:: EXERCISE DETAILS ::
In the copy, include every entry exactly but none of the images.

:: INPUT FOR THIS TASK ::
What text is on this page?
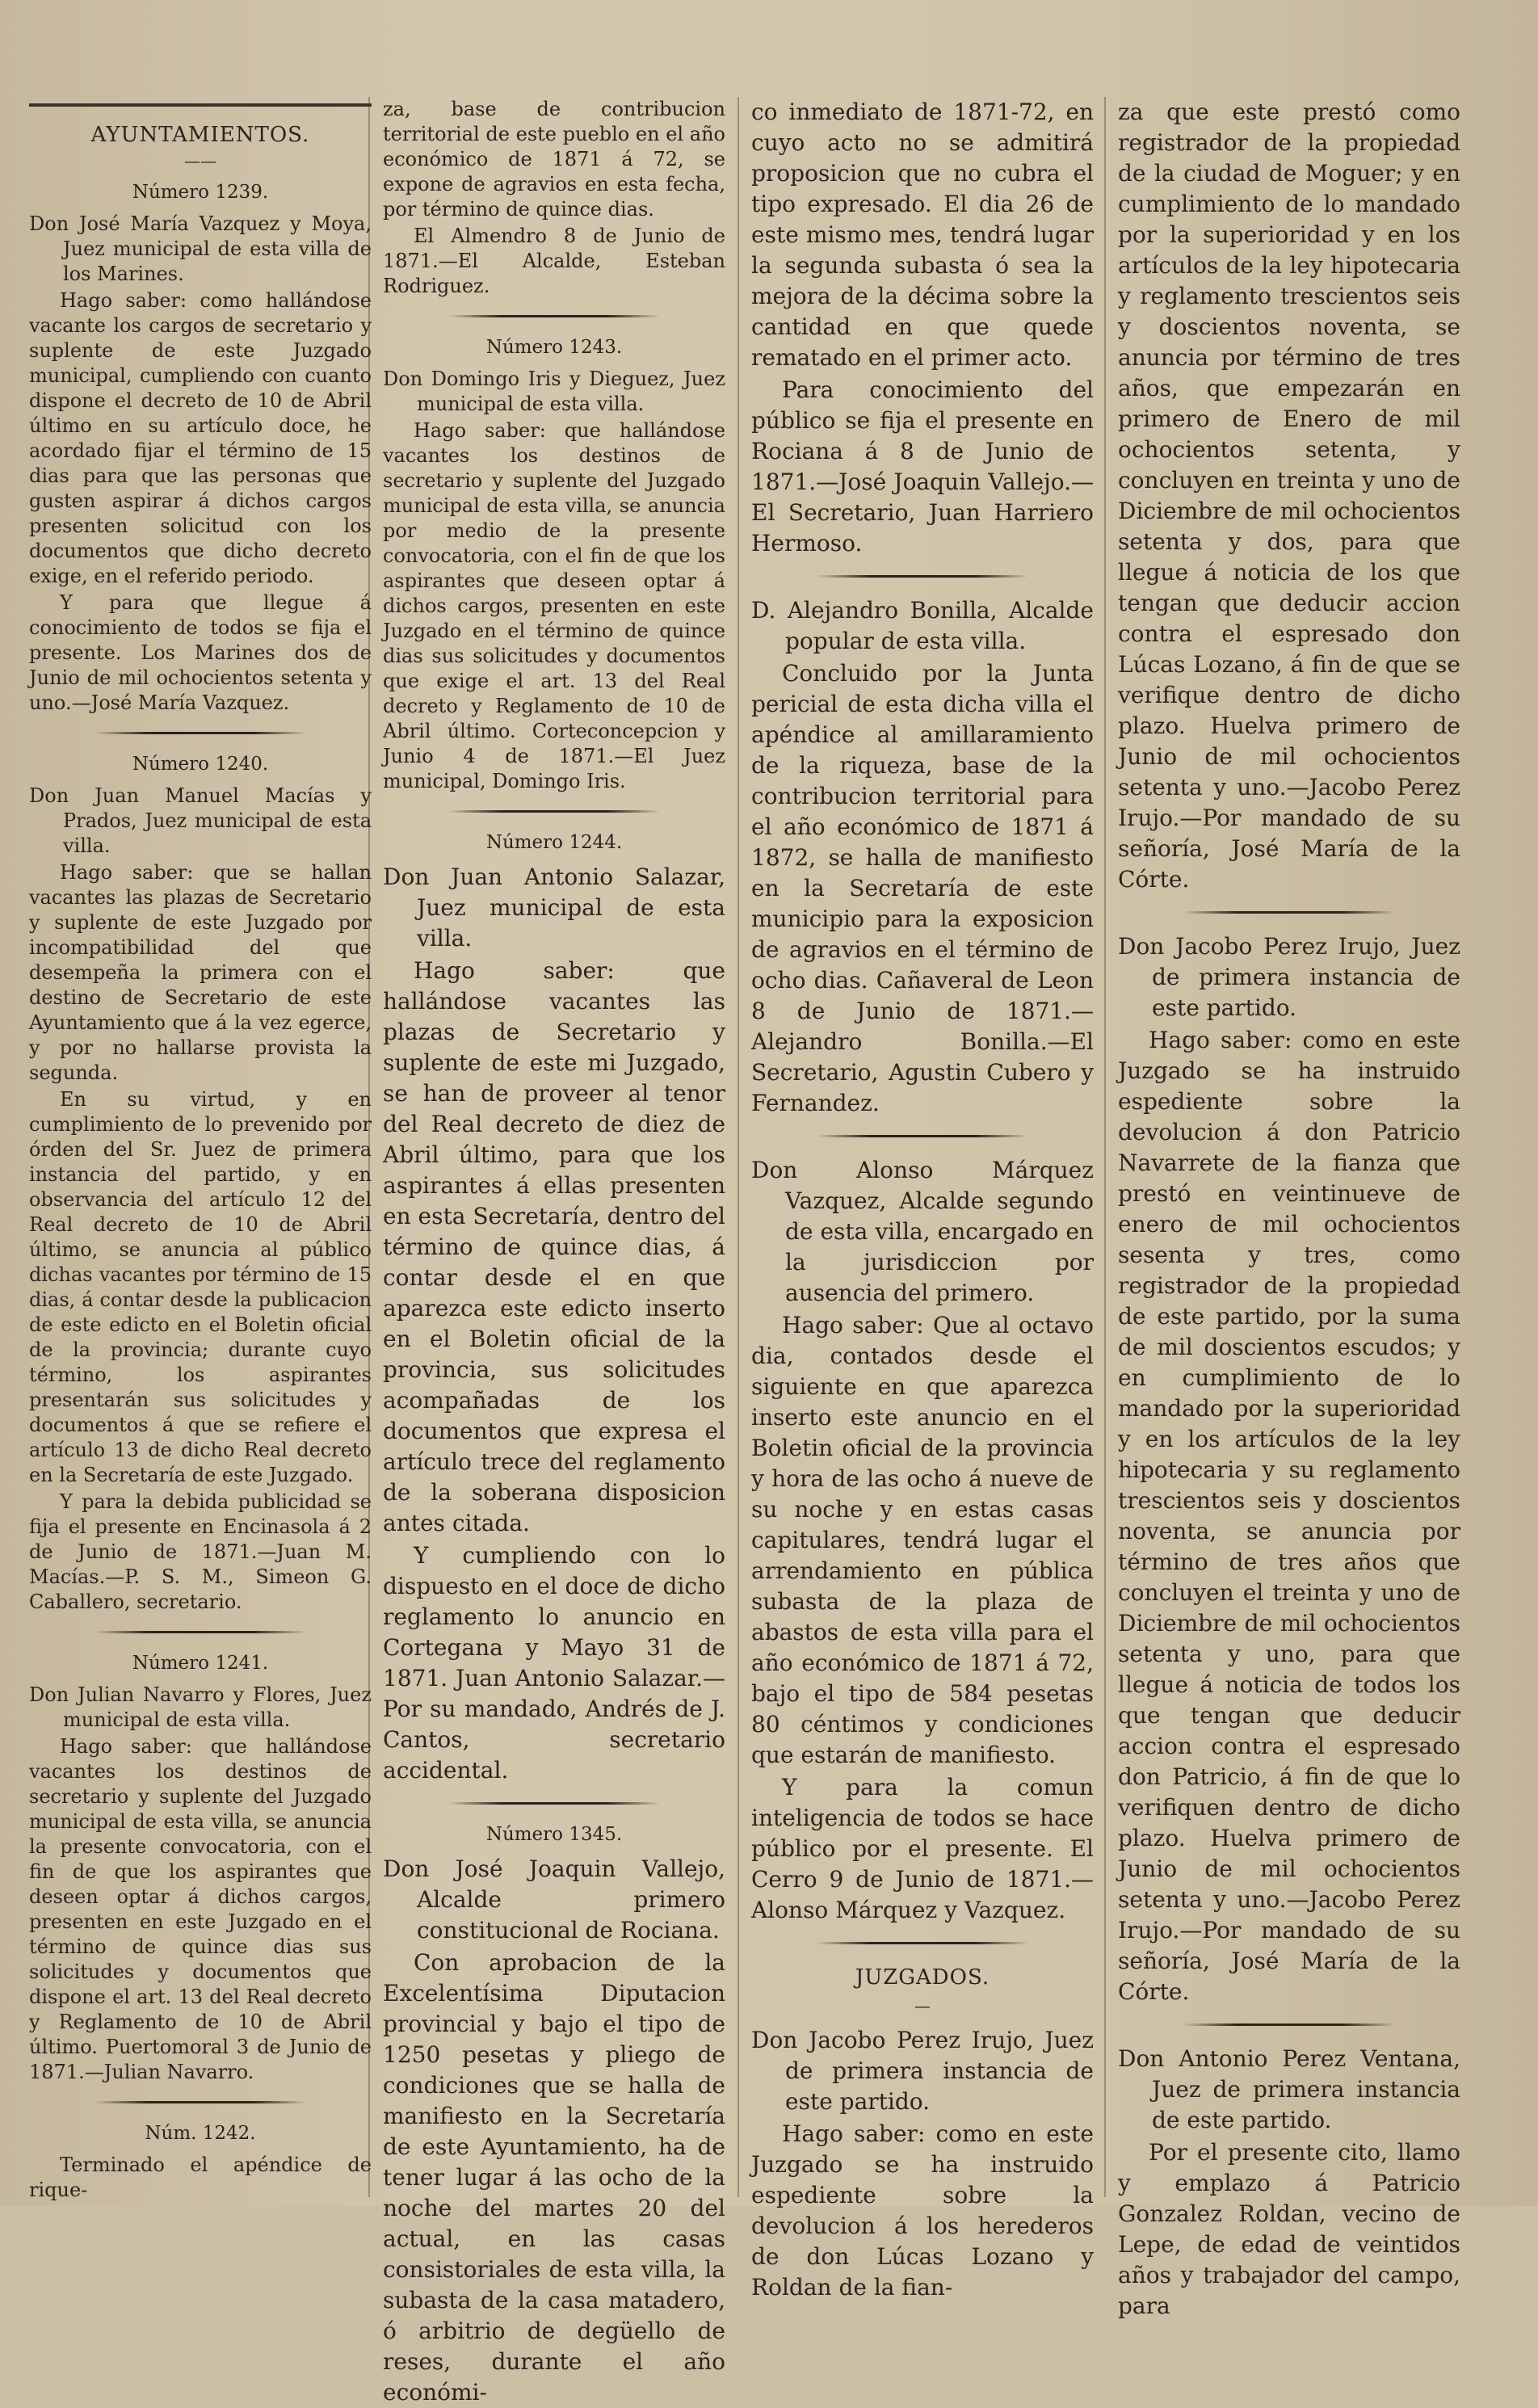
AYUNTAMIENTOS.
——
Número 1239.

Don José María Vazquez y Moya, Juez municipal de esta villa de los Marines.

Hago saber: como hallándose vacante los cargos de secretario y suplente de este Juzgado municipal, cumpliendo con cuanto dispone el decreto de 10 de Abril último en su artículo doce, he acordado fijar el término de 15 dias para que las personas que gusten aspirar á dichos cargos presenten solicitud con los documentos que dicho decreto exige, en el referido periodo.

Y para que llegue á conocimiento de todos se fija el presente. Los Marines dos de Junio de mil ochocientos setenta y uno.—José María Vazquez.

Número 1240.

Don Juan Manuel Macías y Prados, Juez municipal de esta villa.

Hago saber: que se hallan vacantes las plazas de Secretario y suplente de este Juzgado por incompatibilidad del que desempeña la primera con el destino de Secretario de este Ayuntamiento que á la vez egerce, y por no hallarse provista la segunda.

En su virtud, y en cumplimiento de lo prevenido por órden del Sr. Juez de primera instancia del partido, y en observancia del artículo 12 del Real decreto de 10 de Abril último, se anuncia al público dichas vacantes por término de 15 dias, á contar desde la publicacion de este edicto en el Boletin oficial de la provincia; durante cuyo término, los aspirantes presentarán sus solicitudes y documentos á que se refiere el artículo 13 de dicho Real decreto en la Secretaría de este Juzgado.

Y para la debida publicidad se fija el presente en Encinasola á 2 de Junio de 1871.—Juan M. Macías.—P. S. M., Simeon G. Caballero, secretario.

Número 1241.

Don Julian Navarro y Flores, Juez municipal de esta villa.

Hago saber: que hallándose vacantes los destinos de secretario y suplente del Juzgado municipal de esta villa, se anuncia la presente convocatoria, con el fin de que los aspirantes que deseen optar á dichos cargos, presenten en este Juzgado en el término de quince dias sus solicitudes y documentos que dispone el art. 13 del Real decreto y Reglamento de 10 de Abril último. Puertomoral 3 de Junio de 1871.—Julian Navarro.

Núm. 1242.

Terminado el apéndice de rique-

za, base de contribucion territorial de este pueblo en el año económico de 1871 á 72, se expone de agravios en esta fecha, por término de quince dias.

El Almendro 8 de Junio de 1871.—El Alcalde, Esteban Rodriguez.

Número 1243.

Don Domingo Iris y Dieguez, Juez municipal de esta villa.

Hago saber: que hallándose vacantes los destinos de secretario y suplente del Juzgado municipal de esta villa, se anuncia por medio de la presente convocatoria, con el fin de que los aspirantes que deseen optar á dichos cargos, presenten en este Juzgado en el término de quince dias sus solicitudes y documentos que exige el art. 13 del Real decreto y Reglamento de 10 de Abril último. Corteconcepcion y Junio 4 de 1871.—El Juez municipal, Domingo Iris.

Número 1244.

Don Juan Antonio Salazar, Juez municipal de esta villa.

Hago saber: que hallándose vacantes las plazas de Secretario y suplente de este mi Juzgado, se han de proveer al tenor del Real decreto de diez de Abril último, para que los aspirantes á ellas presenten en esta Secretaría, dentro del término de quince dias, á contar desde el en que aparezca este edicto inserto en el Boletin oficial de la provincia, sus solicitudes acompañadas de los documentos que expresa el artículo trece del reglamento de la soberana disposicion antes citada.

Y cumpliendo con lo dispuesto en el doce de dicho reglamento lo anuncio en Cortegana y Mayo 31 de 1871. Juan Antonio Salazar.—Por su mandado, Andrés de J. Cantos, secretario accidental.

Número 1345.

Don José Joaquin Vallejo, Alcalde primero constitucional de Rociana.

Con aprobacion de la Excelentísima Diputacion provincial y bajo el tipo de 1250 pesetas y pliego de condiciones que se halla de manifiesto en la Secretaría de este Ayuntamiento, ha de tener lugar á las ocho de la noche del martes 20 del actual, en las casas consistoriales de esta villa, la subasta de la casa matadero, ó arbitrio de degüello de reses, durante el año económi-

co inmediato de 1871-72, en cuyo acto no se admitirá proposicion que no cubra el tipo expresado. El dia 26 de este mismo mes, tendrá lugar la segunda subasta ó sea la mejora de la décima sobre la cantidad en que quede rematado en el primer acto.

Para conocimiento del público se fija el presente en Rociana á 8 de Junio de 1871.—José Joaquin Vallejo.—El Secretario, Juan Harriero Hermoso.

D. Alejandro Bonilla, Alcalde popular de esta villa.

Concluido por la Junta pericial de esta dicha villa el apéndice al amillaramiento de la riqueza, base de la contribucion territorial para el año económico de 1871 á 1872, se halla de manifiesto en la Secretaría de este municipio para la exposicion de agravios en el término de ocho dias. Cañaveral de Leon 8 de Junio de 1871.—Alejandro Bonilla.—El Secretario, Agustin Cubero y Fernandez.

Don Alonso Márquez Vazquez, Alcalde segundo de esta villa, encargado en la jurisdiccion por ausencia del primero.

Hago saber: Que al octavo dia, contados desde el siguiente en que aparezca inserto este anuncio en el Boletin oficial de la provincia y hora de las ocho á nueve de su noche y en estas casas capitulares, tendrá lugar el arrendamiento en pública subasta de la plaza de abastos de esta villa para el año económico de 1871 á 72, bajo el tipo de 584 pesetas 80 céntimos y condiciones que estarán de manifiesto.

Y para la comun inteligencia de todos se hace público por el presente. El Cerro 9 de Junio de 1871.—Alonso Márquez y Vazquez.

JUZGADOS.
—

Don Jacobo Perez Irujo, Juez de primera instancia de este partido.

Hago saber: como en este Juzgado se ha instruido espediente sobre la devolucion á los herederos de don Lúcas Lozano y Roldan de la fian-

za que este prestó como registrador de la propiedad de la ciudad de Moguer; y en cumplimiento de lo mandado por la superioridad y en los artículos de la ley hipotecaria y reglamento trescientos seis y doscientos noventa, se anuncia por término de tres años, que empezarán en primero de Enero de mil ochocientos setenta, y concluyen en treinta y uno de Diciembre de mil ochocientos setenta y dos, para que llegue á noticia de los que tengan que deducir accion contra el espresado don Lúcas Lozano, á fin de que se verifique dentro de dicho plazo. Huelva primero de Junio de mil ochocientos setenta y uno.—Jacobo Perez Irujo.—Por mandado de su señoría, José María de la Córte.

Don Jacobo Perez Irujo, Juez de primera instancia de este partido.

Hago saber: como en este Juzgado se ha instruido espediente sobre la devolucion á don Patricio Navarrete de la fianza que prestó en veintinueve de enero de mil ochocientos sesenta y tres, como registrador de la propiedad de este partido, por la suma de mil doscientos escudos; y en cumplimiento de lo mandado por la superioridad y en los artículos de la ley hipotecaria y su reglamento trescientos seis y doscientos noventa, se anuncia por término de tres años que concluyen el treinta y uno de Diciembre de mil ochocientos setenta y uno, para que llegue á noticia de todos los que tengan que deducir accion contra el espresado don Patricio, á fin de que lo verifiquen dentro de dicho plazo. Huelva primero de Junio de mil ochocientos setenta y uno.—Jacobo Perez Irujo.—Por mandado de su señoría, José María de la Córte.

Don Antonio Perez Ventana, Juez de primera instancia de este partido.

Por el presente cito, llamo y emplazo á Patricio Gonzalez Roldan, vecino de Lepe, de edad de veintidos años y trabajador del campo, para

:: FINISHED TASK ::
What text is on this page?
AYUNTAMIENTOS.
——
Número 1239.

Don José María Vazquez y Moya, Juez municipal de esta villa de los Marines.

Hago saber: como hallándose vacante los cargos de secretario y suplente de este Juzgado municipal, cumpliendo con cuanto dispone el decreto de 10 de Abril último en su artículo doce, he acordado fijar el término de 15 dias para que las personas que gusten aspirar á dichos cargos presenten solicitud con los documentos que dicho decreto exige, en el referido periodo.

Y para que llegue á conocimiento de todos se fija el presente. Los Marines dos de Junio de mil ochocientos setenta y uno.—José María Vazquez.

Número 1240.

Don Juan Manuel Macías y Prados, Juez municipal de esta villa.

Hago saber: que se hallan vacantes las plazas de Secretario y suplente de este Juzgado por incompatibilidad del que desempeña la primera con el destino de Secretario de este Ayuntamiento que á la vez egerce, y por no hallarse provista la segunda.

En su virtud, y en cumplimiento de lo prevenido por órden del Sr. Juez de primera instancia del partido, y en observancia del artículo 12 del Real decreto de 10 de Abril último, se anuncia al público dichas vacantes por término de 15 dias, á contar desde la publicacion de este edicto en el Boletin oficial de la provincia; durante cuyo término, los aspirantes presentarán sus solicitudes y documentos á que se refiere el artículo 13 de dicho Real decreto en la Secretaría de este Juzgado.

Y para la debida publicidad se fija el presente en Encinasola á 2 de Junio de 1871.—Juan M. Macías.—P. S. M., Simeon G. Caballero, secretario.

Número 1241.

Don Julian Navarro y Flores, Juez municipal de esta villa.

Hago saber: que hallándose vacantes los destinos de secretario y suplente del Juzgado municipal de esta villa, se anuncia la presente convocatoria, con el fin de que los aspirantes que deseen optar á dichos cargos, presenten en este Juzgado en el término de quince dias sus solicitudes y documentos que dispone el art. 13 del Real decreto y Reglamento de 10 de Abril último. Puertomoral 3 de Junio de 1871.—Julian Navarro.

Núm. 1242.

Terminado el apéndice de rique-

za, base de contribucion territorial de este pueblo en el año económico de 1871 á 72, se expone de agravios en esta fecha, por término de quince dias.

El Almendro 8 de Junio de 1871.—El Alcalde, Esteban Rodriguez.

Número 1243.

Don Domingo Iris y Dieguez, Juez municipal de esta villa.

Hago saber: que hallándose vacantes los destinos de secretario y suplente del Juzgado municipal de esta villa, se anuncia por medio de la presente convocatoria, con el fin de que los aspirantes que deseen optar á dichos cargos, presenten en este Juzgado en el término de quince dias sus solicitudes y documentos que exige el art. 13 del Real decreto y Reglamento de 10 de Abril último. Corteconcepcion y Junio 4 de 1871.—El Juez municipal, Domingo Iris.

Número 1244.

Don Juan Antonio Salazar, Juez municipal de esta villa.

Hago saber: que hallándose vacantes las plazas de Secretario y suplente de este mi Juzgado, se han de proveer al tenor del Real decreto de diez de Abril último, para que los aspirantes á ellas presenten en esta Secretaría, dentro del término de quince dias, á contar desde el en que aparezca este edicto inserto en el Boletin oficial de la provincia, sus solicitudes acompañadas de los documentos que expresa el artículo trece del reglamento de la soberana disposicion antes citada.

Y cumpliendo con lo dispuesto en el doce de dicho reglamento lo anuncio en Cortegana y Mayo 31 de 1871. Juan Antonio Salazar.—Por su mandado, Andrés de J. Cantos, secretario accidental.

Número 1345.

Don José Joaquin Vallejo, Alcalde primero constitucional de Rociana.

Con aprobacion de la Excelentísima Diputacion provincial y bajo el tipo de 1250 pesetas y pliego de condiciones que se halla de manifiesto en la Secretaría de este Ayuntamiento, ha de tener lugar á las ocho de la noche del martes 20 del actual, en las casas consistoriales de esta villa, la subasta de la casa matadero, ó arbitrio de degüello de reses, durante el año económi-

co inmediato de 1871-72, en cuyo acto no se admitirá proposicion que no cubra el tipo expresado. El dia 26 de este mismo mes, tendrá lugar la segunda subasta ó sea la mejora de la décima sobre la cantidad en que quede rematado en el primer acto.

Para conocimiento del público se fija el presente en Rociana á 8 de Junio de 1871.—José Joaquin Vallejo.—El Secretario, Juan Harriero Hermoso.

D. Alejandro Bonilla, Alcalde popular de esta villa.

Concluido por la Junta pericial de esta dicha villa el apéndice al amillaramiento de la riqueza, base de la contribucion territorial para el año económico de 1871 á 1872, se halla de manifiesto en la Secretaría de este municipio para la exposicion de agravios en el término de ocho dias. Cañaveral de Leon 8 de Junio de 1871.—Alejandro Bonilla.—El Secretario, Agustin Cubero y Fernandez.

Don Alonso Márquez Vazquez, Alcalde segundo de esta villa, encargado en la jurisdiccion por ausencia del primero.

Hago saber: Que al octavo dia, contados desde el siguiente en que aparezca inserto este anuncio en el Boletin oficial de la provincia y hora de las ocho á nueve de su noche y en estas casas capitulares, tendrá lugar el arrendamiento en pública subasta de la plaza de abastos de esta villa para el año económico de 1871 á 72, bajo el tipo de 584 pesetas 80 céntimos y condiciones que estarán de manifiesto.

Y para la comun inteligencia de todos se hace público por el presente. El Cerro 9 de Junio de 1871.—Alonso Márquez y Vazquez.

JUZGADOS.
—

Don Jacobo Perez Irujo, Juez de primera instancia de este partido.

Hago saber: como en este Juzgado se ha instruido espediente sobre la devolucion á los herederos de don Lúcas Lozano y Roldan de la fian-

za que este prestó como registrador de la propiedad de la ciudad de Moguer; y en cumplimiento de lo mandado por la superioridad y en los artículos de la ley hipotecaria y reglamento trescientos seis y doscientos noventa, se anuncia por término de tres años, que empezarán en primero de Enero de mil ochocientos setenta, y concluyen en treinta y uno de Diciembre de mil ochocientos setenta y dos, para que llegue á noticia de los que tengan que deducir accion contra el espresado don Lúcas Lozano, á fin de que se verifique dentro de dicho plazo. Huelva primero de Junio de mil ochocientos setenta y uno.—Jacobo Perez Irujo.—Por mandado de su señoría, José María de la Córte.

Don Jacobo Perez Irujo, Juez de primera instancia de este partido.

Hago saber: como en este Juzgado se ha instruido espediente sobre la devolucion á don Patricio Navarrete de la fianza que prestó en veintinueve de enero de mil ochocientos sesenta y tres, como registrador de la propiedad de este partido, por la suma de mil doscientos escudos; y en cumplimiento de lo mandado por la superioridad y en los artículos de la ley hipotecaria y su reglamento trescientos seis y doscientos noventa, se anuncia por término de tres años que concluyen el treinta y uno de Diciembre de mil ochocientos setenta y uno, para que llegue á noticia de todos los que tengan que deducir accion contra el espresado don Patricio, á fin de que lo verifiquen dentro de dicho plazo. Huelva primero de Junio de mil ochocientos setenta y uno.—Jacobo Perez Irujo.—Por mandado de su señoría, José María de la Córte.

Don Antonio Perez Ventana, Juez de primera instancia de este partido.

Por el presente cito, llamo y emplazo á Patricio Gonzalez Roldan, vecino de Lepe, de edad de veintidos años y trabajador del campo, para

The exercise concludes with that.